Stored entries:
______
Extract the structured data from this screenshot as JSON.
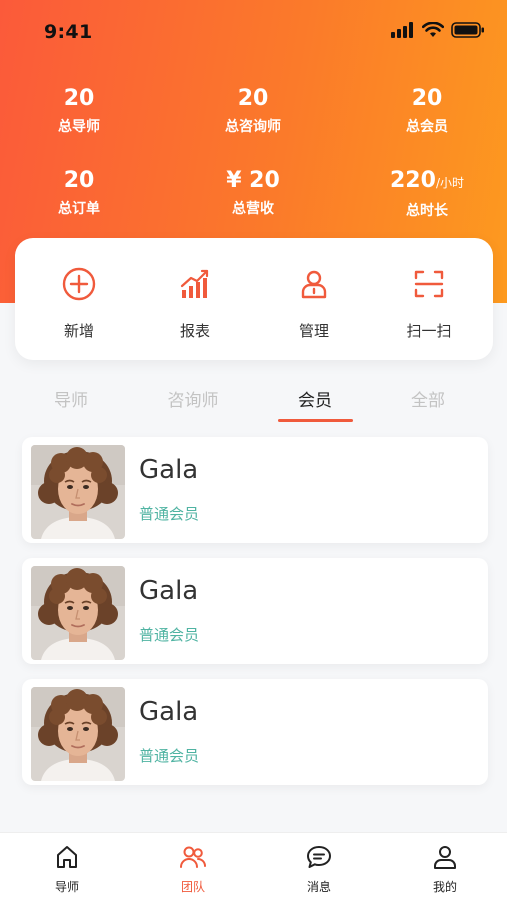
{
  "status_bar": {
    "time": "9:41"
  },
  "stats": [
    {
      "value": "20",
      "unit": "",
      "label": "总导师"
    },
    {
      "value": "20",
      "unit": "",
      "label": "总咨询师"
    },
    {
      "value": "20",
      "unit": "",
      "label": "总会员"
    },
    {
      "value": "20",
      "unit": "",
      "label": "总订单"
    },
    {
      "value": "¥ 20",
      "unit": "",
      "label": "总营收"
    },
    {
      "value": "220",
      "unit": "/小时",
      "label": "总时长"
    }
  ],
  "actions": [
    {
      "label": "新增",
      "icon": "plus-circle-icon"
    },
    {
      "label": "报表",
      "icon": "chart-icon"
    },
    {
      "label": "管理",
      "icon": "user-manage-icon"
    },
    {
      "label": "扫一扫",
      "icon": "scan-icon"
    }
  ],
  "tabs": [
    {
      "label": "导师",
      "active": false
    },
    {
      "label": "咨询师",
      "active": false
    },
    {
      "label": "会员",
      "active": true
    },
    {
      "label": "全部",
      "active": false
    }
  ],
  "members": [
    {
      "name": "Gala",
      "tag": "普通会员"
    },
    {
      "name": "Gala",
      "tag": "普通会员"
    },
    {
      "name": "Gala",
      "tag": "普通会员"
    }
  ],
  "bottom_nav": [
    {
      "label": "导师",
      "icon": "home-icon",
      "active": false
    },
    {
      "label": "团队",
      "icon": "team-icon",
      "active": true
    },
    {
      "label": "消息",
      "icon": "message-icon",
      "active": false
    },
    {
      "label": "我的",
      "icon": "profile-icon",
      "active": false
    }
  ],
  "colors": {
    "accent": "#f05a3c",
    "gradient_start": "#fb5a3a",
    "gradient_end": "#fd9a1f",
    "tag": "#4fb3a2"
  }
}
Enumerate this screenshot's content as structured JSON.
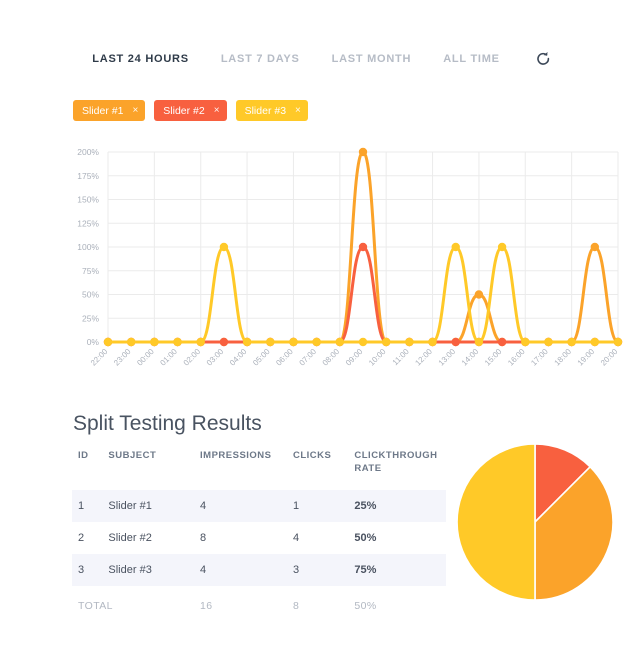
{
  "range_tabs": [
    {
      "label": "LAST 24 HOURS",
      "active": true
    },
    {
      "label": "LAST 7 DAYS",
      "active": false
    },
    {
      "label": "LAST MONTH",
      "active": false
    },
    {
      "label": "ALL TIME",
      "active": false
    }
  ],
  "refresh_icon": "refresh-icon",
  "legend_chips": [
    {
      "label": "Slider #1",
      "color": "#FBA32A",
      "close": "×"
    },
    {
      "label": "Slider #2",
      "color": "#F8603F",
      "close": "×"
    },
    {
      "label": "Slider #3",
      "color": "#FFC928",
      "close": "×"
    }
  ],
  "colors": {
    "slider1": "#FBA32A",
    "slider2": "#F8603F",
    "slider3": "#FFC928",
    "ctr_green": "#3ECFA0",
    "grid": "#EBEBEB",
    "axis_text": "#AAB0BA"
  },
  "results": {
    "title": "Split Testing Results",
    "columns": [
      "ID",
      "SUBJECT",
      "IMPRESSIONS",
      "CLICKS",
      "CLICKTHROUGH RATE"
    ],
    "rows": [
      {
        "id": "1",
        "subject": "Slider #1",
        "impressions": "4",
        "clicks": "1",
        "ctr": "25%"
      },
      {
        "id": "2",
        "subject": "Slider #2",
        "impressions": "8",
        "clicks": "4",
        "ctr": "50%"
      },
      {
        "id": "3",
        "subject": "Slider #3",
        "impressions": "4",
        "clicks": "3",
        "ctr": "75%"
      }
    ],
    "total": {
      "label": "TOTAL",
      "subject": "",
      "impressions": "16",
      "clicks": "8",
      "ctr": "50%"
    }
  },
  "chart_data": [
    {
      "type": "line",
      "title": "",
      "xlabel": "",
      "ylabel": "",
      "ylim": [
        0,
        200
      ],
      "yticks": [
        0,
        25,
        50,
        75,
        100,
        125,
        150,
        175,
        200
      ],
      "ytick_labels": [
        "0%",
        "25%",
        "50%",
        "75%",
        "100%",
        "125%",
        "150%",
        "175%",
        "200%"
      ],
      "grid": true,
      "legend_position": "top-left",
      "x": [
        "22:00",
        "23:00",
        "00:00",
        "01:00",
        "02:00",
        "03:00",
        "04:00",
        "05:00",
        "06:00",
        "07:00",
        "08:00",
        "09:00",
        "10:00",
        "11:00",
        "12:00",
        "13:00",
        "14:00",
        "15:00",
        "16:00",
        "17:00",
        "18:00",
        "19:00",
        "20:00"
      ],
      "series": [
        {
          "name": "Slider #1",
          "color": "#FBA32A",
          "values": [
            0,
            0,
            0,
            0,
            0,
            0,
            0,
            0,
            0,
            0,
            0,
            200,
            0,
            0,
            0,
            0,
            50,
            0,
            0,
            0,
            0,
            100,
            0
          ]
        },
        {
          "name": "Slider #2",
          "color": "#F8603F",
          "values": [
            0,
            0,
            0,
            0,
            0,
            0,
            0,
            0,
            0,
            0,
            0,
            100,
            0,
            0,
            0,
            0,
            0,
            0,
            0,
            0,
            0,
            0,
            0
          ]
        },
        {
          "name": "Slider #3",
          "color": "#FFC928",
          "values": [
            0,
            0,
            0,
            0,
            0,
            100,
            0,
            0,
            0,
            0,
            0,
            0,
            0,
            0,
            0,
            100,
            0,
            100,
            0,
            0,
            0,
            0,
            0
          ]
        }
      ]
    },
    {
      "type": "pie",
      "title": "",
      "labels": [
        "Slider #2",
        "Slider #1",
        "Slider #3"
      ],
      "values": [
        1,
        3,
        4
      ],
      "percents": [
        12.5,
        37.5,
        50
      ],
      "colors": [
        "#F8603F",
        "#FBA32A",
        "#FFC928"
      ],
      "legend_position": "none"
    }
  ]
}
______
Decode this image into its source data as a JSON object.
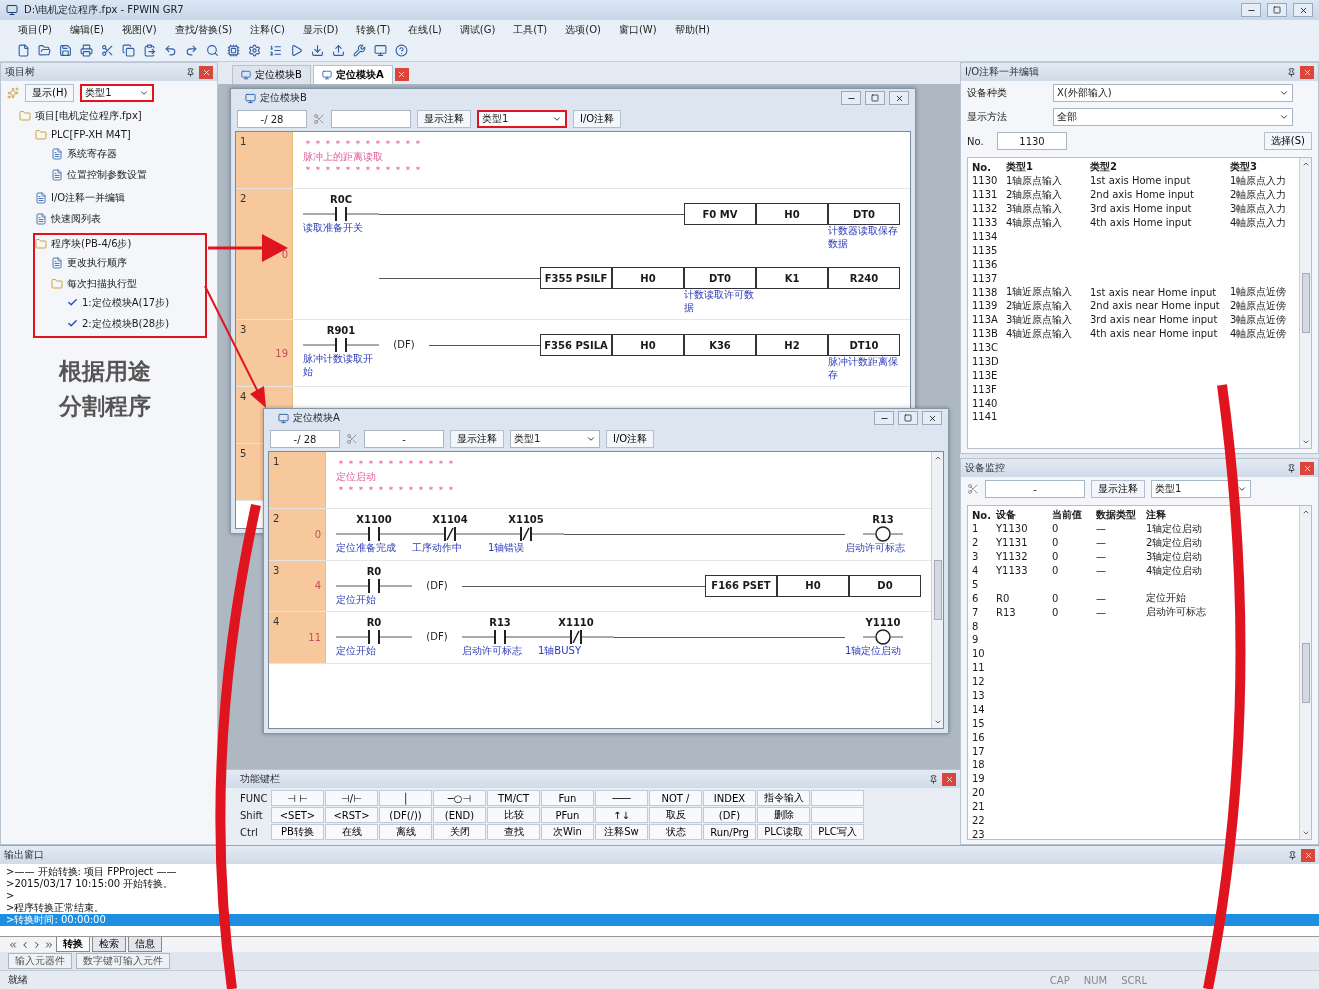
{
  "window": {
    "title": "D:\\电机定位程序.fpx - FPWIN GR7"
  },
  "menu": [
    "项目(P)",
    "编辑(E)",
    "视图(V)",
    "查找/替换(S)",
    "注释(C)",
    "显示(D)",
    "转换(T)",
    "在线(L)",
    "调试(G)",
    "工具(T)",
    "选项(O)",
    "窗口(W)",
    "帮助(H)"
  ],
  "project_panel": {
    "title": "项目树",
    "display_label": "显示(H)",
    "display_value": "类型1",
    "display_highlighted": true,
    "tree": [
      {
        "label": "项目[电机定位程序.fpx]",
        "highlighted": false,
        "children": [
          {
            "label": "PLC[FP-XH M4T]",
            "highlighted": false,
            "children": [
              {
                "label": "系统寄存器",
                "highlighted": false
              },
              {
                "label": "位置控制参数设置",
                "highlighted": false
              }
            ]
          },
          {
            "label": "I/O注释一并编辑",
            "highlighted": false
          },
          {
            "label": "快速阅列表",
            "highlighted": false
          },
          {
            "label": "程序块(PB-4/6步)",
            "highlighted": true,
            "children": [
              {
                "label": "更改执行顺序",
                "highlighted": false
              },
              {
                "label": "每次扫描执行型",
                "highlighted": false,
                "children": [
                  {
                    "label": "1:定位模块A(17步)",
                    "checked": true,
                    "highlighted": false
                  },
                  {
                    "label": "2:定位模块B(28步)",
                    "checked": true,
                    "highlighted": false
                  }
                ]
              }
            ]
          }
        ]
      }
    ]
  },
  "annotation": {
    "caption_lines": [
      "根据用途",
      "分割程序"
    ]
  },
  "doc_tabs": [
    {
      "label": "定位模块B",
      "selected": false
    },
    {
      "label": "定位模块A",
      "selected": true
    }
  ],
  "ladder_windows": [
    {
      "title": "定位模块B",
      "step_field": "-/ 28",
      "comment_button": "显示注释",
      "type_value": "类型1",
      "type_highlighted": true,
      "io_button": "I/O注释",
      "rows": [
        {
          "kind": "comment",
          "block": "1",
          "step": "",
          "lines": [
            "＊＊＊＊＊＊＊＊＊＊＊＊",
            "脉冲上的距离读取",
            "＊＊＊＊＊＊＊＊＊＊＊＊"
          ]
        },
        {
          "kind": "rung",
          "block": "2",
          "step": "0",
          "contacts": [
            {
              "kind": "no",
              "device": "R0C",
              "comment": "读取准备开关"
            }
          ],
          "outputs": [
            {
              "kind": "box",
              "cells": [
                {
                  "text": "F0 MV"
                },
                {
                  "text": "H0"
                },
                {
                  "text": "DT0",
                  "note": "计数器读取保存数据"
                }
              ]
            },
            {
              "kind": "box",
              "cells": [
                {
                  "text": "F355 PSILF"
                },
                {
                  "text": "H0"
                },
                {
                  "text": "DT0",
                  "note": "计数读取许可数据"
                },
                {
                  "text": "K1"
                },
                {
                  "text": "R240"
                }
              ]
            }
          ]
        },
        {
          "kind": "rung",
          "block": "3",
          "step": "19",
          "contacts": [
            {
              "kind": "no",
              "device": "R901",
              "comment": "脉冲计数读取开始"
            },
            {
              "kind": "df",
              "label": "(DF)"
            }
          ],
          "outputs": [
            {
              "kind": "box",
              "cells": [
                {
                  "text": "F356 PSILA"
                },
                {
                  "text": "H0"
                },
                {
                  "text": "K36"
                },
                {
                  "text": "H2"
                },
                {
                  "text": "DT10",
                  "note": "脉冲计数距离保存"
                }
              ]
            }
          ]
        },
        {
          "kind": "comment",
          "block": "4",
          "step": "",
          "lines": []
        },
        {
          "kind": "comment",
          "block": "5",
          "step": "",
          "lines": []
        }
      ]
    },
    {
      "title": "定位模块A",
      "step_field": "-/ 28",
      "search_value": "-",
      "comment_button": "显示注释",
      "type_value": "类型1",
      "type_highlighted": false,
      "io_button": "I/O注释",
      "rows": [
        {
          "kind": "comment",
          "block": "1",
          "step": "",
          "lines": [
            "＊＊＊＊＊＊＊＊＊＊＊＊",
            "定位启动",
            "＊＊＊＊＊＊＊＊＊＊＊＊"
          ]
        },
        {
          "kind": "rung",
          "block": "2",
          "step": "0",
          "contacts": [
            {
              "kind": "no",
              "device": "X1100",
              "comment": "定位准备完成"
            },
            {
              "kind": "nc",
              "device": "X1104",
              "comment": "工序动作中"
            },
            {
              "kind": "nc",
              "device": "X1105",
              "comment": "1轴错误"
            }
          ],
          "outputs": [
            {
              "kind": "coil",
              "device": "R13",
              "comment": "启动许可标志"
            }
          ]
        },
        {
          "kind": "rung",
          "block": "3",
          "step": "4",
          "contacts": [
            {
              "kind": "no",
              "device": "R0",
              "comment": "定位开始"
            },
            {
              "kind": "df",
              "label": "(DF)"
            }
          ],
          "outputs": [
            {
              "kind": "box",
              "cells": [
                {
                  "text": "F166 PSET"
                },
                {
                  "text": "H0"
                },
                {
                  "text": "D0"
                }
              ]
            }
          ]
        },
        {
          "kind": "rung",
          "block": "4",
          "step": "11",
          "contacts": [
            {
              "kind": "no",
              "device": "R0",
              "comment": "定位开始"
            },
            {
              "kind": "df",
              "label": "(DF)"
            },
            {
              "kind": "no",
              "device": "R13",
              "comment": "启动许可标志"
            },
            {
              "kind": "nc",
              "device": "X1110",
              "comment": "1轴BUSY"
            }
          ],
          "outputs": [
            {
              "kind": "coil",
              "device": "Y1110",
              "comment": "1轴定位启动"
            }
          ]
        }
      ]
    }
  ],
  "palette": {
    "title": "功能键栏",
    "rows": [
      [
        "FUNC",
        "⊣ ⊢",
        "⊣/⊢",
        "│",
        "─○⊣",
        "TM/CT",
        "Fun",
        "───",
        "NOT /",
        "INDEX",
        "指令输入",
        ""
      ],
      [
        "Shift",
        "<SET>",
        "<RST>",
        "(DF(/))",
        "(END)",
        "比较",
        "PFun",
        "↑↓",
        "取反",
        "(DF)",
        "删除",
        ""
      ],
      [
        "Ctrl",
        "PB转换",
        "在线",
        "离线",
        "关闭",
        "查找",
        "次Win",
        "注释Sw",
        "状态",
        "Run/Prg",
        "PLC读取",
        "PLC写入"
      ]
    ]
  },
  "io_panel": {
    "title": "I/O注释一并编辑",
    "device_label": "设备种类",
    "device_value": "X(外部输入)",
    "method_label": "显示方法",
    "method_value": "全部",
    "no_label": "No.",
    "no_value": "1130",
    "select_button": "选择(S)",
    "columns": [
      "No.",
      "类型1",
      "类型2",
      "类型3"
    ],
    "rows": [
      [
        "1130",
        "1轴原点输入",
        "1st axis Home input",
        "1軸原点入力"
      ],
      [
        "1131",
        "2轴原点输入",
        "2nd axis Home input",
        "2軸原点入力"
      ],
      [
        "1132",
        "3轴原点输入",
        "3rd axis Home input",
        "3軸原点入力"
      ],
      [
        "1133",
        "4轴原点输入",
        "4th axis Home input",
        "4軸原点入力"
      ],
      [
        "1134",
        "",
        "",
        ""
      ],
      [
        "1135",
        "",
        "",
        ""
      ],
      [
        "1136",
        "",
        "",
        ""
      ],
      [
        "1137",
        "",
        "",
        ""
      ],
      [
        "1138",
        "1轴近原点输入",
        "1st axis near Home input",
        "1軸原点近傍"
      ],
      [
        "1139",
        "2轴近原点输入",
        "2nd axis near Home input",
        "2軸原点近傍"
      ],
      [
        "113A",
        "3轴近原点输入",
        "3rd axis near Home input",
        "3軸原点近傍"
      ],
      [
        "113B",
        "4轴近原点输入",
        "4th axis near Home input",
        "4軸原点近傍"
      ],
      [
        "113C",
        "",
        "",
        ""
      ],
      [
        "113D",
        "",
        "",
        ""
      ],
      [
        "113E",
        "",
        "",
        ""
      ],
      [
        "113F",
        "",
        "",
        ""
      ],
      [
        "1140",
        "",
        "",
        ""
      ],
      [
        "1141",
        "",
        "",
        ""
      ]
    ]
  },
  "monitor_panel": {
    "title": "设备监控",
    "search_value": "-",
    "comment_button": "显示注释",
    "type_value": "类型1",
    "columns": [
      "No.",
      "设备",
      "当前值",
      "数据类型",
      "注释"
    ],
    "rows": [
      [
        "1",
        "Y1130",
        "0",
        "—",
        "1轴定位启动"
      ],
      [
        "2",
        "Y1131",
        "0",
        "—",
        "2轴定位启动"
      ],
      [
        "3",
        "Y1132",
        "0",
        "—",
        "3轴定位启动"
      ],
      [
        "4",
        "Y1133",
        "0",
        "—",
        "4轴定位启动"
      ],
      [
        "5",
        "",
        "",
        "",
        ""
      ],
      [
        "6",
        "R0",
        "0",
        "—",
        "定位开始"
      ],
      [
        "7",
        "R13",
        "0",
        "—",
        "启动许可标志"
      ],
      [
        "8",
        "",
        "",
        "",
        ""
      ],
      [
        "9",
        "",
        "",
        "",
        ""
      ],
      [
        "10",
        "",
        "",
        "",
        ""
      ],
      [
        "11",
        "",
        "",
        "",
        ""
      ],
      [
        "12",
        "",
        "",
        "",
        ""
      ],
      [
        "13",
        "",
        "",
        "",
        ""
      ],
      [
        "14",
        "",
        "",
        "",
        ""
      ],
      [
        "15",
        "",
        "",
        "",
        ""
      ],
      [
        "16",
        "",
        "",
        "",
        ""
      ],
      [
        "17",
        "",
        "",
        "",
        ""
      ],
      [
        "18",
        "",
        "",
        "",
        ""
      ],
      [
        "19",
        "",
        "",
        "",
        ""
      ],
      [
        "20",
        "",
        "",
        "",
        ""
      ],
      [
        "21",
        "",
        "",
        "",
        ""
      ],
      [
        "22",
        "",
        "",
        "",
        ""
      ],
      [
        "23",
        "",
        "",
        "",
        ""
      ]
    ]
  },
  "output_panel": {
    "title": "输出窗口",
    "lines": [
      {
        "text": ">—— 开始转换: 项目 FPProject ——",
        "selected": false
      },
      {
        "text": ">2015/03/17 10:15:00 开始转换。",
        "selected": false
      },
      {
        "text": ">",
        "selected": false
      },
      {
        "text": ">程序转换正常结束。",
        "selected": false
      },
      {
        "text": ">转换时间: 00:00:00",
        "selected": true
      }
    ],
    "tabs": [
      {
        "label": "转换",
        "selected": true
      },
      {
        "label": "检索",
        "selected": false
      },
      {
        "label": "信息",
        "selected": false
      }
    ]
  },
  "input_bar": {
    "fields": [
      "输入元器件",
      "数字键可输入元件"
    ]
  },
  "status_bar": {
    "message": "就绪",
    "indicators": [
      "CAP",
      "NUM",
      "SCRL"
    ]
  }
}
______
* [Exercise prompt]: How many of the lines in the listing above hold the word "定位模块A"? Report only that figure.

* [Result of this exercise]: 3